[Dataset rows]

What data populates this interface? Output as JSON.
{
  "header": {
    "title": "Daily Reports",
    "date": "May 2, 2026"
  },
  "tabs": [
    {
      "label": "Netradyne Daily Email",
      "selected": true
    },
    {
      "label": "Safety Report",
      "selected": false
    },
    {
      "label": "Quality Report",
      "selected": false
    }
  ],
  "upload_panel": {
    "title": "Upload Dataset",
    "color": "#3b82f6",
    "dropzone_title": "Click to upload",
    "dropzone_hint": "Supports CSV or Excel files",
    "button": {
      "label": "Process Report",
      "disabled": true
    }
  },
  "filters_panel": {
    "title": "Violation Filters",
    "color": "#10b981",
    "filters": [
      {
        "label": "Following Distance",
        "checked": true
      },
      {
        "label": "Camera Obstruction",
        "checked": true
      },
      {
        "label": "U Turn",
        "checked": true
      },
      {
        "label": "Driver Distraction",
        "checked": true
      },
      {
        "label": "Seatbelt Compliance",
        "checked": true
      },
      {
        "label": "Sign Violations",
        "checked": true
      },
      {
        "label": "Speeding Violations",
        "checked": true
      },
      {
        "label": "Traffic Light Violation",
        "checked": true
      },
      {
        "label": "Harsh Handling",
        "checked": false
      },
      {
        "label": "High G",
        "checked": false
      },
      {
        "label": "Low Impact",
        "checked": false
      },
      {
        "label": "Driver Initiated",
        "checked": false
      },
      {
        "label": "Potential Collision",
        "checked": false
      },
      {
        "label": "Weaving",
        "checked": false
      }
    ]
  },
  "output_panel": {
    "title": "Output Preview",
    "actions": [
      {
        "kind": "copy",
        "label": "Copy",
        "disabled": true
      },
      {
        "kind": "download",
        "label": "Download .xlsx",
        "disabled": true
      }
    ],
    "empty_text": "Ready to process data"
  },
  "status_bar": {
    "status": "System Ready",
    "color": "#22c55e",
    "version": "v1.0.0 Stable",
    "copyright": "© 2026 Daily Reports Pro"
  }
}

**Objective**. Please copy out each record, character for character.

**Response to the exercise**.
What data populates this interface? Output as JSON.
{
  "header": {
    "title": "Daily Reports",
    "date": "May 2, 2026"
  },
  "tabs": [
    {
      "label": "Netradyne Daily Email",
      "selected": true
    },
    {
      "label": "Safety Report",
      "selected": false
    },
    {
      "label": "Quality Report",
      "selected": false
    }
  ],
  "upload_panel": {
    "title": "Upload Dataset",
    "color": "#3b82f6",
    "dropzone_title": "Click to upload",
    "dropzone_hint": "Supports CSV or Excel files",
    "button": {
      "label": "Process Report",
      "disabled": true
    }
  },
  "filters_panel": {
    "title": "Violation Filters",
    "color": "#10b981",
    "filters": [
      {
        "label": "Following Distance",
        "checked": true
      },
      {
        "label": "Camera Obstruction",
        "checked": true
      },
      {
        "label": "U Turn",
        "checked": true
      },
      {
        "label": "Driver Distraction",
        "checked": true
      },
      {
        "label": "Seatbelt Compliance",
        "checked": true
      },
      {
        "label": "Sign Violations",
        "checked": true
      },
      {
        "label": "Speeding Violations",
        "checked": true
      },
      {
        "label": "Traffic Light Violation",
        "checked": true
      },
      {
        "label": "Harsh Handling",
        "checked": false
      },
      {
        "label": "High G",
        "checked": false
      },
      {
        "label": "Low Impact",
        "checked": false
      },
      {
        "label": "Driver Initiated",
        "checked": false
      },
      {
        "label": "Potential Collision",
        "checked": false
      },
      {
        "label": "Weaving",
        "checked": false
      }
    ]
  },
  "output_panel": {
    "title": "Output Preview",
    "actions": [
      {
        "kind": "copy",
        "label": "Copy",
        "disabled": true
      },
      {
        "kind": "download",
        "label": "Download .xlsx",
        "disabled": true
      }
    ],
    "empty_text": "Ready to process data"
  },
  "status_bar": {
    "status": "System Ready",
    "color": "#22c55e",
    "version": "v1.0.0 Stable",
    "copyright": "© 2026 Daily Reports Pro"
  }
}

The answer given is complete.